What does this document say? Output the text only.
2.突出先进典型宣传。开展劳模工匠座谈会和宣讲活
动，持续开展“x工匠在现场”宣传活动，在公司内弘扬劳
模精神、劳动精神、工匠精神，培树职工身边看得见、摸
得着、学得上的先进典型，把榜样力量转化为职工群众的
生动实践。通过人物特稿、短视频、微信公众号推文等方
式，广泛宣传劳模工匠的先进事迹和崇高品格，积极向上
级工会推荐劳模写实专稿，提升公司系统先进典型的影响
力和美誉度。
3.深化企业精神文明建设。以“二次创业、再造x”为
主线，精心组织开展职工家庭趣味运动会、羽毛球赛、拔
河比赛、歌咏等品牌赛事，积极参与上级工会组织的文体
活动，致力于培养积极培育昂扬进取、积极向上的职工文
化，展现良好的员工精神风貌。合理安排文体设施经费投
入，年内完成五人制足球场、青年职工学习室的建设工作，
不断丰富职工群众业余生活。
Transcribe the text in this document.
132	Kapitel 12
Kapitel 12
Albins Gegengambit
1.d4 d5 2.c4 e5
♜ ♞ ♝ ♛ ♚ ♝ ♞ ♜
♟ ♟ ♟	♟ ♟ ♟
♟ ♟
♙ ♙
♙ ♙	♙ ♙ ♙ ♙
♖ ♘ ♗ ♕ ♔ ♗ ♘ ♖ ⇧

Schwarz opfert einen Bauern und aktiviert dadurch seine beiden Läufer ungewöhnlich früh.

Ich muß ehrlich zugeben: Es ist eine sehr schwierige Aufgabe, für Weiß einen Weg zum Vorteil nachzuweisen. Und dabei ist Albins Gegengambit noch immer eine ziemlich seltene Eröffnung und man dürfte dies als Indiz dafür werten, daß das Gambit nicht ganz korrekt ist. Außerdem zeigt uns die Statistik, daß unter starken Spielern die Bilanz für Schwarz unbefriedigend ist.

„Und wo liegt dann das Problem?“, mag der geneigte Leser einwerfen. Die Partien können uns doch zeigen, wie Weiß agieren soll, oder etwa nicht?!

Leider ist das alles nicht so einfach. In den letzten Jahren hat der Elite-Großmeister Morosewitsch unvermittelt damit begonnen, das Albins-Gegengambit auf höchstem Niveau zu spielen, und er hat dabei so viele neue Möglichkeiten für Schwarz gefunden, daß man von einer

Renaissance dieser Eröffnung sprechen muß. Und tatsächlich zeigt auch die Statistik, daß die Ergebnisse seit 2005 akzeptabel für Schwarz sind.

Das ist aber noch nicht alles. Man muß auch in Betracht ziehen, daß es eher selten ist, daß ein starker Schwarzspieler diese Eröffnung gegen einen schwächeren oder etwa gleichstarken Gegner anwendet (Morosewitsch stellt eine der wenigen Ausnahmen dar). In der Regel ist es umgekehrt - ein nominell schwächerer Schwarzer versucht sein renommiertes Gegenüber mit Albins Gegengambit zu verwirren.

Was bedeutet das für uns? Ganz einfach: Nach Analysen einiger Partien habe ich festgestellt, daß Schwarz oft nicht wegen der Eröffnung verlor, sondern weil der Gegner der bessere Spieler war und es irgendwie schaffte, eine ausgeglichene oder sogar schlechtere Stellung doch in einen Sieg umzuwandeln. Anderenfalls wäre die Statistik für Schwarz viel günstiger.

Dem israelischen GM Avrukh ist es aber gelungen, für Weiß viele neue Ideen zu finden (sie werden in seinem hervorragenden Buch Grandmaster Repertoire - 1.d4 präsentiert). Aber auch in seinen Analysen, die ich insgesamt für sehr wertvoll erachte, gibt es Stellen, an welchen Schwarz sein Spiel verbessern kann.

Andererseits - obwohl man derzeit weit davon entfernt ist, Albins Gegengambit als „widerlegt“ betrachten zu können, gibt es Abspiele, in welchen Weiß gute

__Work to do__:
Go through the data and return every record exactly.

__Reply to the task__:
What does this document say? Output the text only.
2.突出先进典型宣传。开展劳模工匠座谈会和宣讲活
动，持续开展“x工匠在现场”宣传活动，在公司内弘扬劳
模精神、劳动精神、工匠精神，培树职工身边看得见、摸
得着、学得上的先进典型，把榜样力量转化为职工群众的
生动实践。通过人物特稿、短视频、微信公众号推文等方
式，广泛宣传劳模工匠的先进事迹和崇高品格，积极向上
级工会推荐劳模写实专稿，提升公司系统先进典型的影响
力和美誉度。
3.深化企业精神文明建设。以“二次创业、再造x”为
主线，精心组织开展职工家庭趣味运动会、羽毛球赛、拔
河比赛、歌咏等品牌赛事，积极参与上级工会组织的文体
活动，致力于培养积极培育昂扬进取、积极向上的职工文
化，展现良好的员工精神风貌。合理安排文体设施经费投
入，年内完成五人制足球场、青年职工学习室的建设工作，
不断丰富职工群众业余生活。
Transcribe the text in this document.
132	Kapitel 12
Kapitel 12
Albins Gegengambit
1.d4 d5 2.c4 e5
♜ ♞ ♝ ♛ ♚ ♝ ♞ ♜
♟ ♟ ♟	♟ ♟ ♟
♟ ♟
♙ ♙
♙ ♙	♙ ♙ ♙ ♙
♖ ♘ ♗ ♕ ♔ ♗ ♘ ♖ ⇧

Schwarz opfert einen Bauern und aktiviert dadurch seine beiden Läufer ungewöhnlich früh.

Ich muß ehrlich zugeben: Es ist eine sehr schwierige Aufgabe, für Weiß einen Weg zum Vorteil nachzuweisen. Und dabei ist Albins Gegengambit noch immer eine ziemlich seltene Eröffnung und man dürfte dies als Indiz dafür werten, daß das Gambit nicht ganz korrekt ist. Außerdem zeigt uns die Statistik, daß unter starken Spielern die Bilanz für Schwarz unbefriedigend ist.

„Und wo liegt dann das Problem?“, mag der geneigte Leser einwerfen. Die Partien können uns doch zeigen, wie Weiß agieren soll, oder etwa nicht?!

Leider ist das alles nicht so einfach. In den letzten Jahren hat der Elite-Großmeister Morosewitsch unvermittelt damit begonnen, das Albins-Gegengambit auf höchstem Niveau zu spielen, und er hat dabei so viele neue Möglichkeiten für Schwarz gefunden, daß man von einer

Renaissance dieser Eröffnung sprechen muß. Und tatsächlich zeigt auch die Statistik, daß die Ergebnisse seit 2005 akzeptabel für Schwarz sind.

Das ist aber noch nicht alles. Man muß auch in Betracht ziehen, daß es eher selten ist, daß ein starker Schwarzspieler diese Eröffnung gegen einen schwächeren oder etwa gleichstarken Gegner anwendet (Morosewitsch stellt eine der wenigen Ausnahmen dar). In der Regel ist es umgekehrt - ein nominell schwächerer Schwarzer versucht sein renommiertes Gegenüber mit Albins Gegengambit zu verwirren.

Was bedeutet das für uns? Ganz einfach: Nach Analysen einiger Partien habe ich festgestellt, daß Schwarz oft nicht wegen der Eröffnung verlor, sondern weil der Gegner der bessere Spieler war und es irgendwie schaffte, eine ausgeglichene oder sogar schlechtere Stellung doch in einen Sieg umzuwandeln. Anderenfalls wäre die Statistik für Schwarz viel günstiger.

Dem israelischen GM Avrukh ist es aber gelungen, für Weiß viele neue Ideen zu finden (sie werden in seinem hervorragenden Buch Grandmaster Repertoire - 1.d4 präsentiert). Aber auch in seinen Analysen, die ich insgesamt für sehr wertvoll erachte, gibt es Stellen, an welchen Schwarz sein Spiel verbessern kann.

Andererseits - obwohl man derzeit weit davon entfernt ist, Albins Gegengambit als „widerlegt“ betrachten zu können, gibt es Abspiele, in welchen Weiß gute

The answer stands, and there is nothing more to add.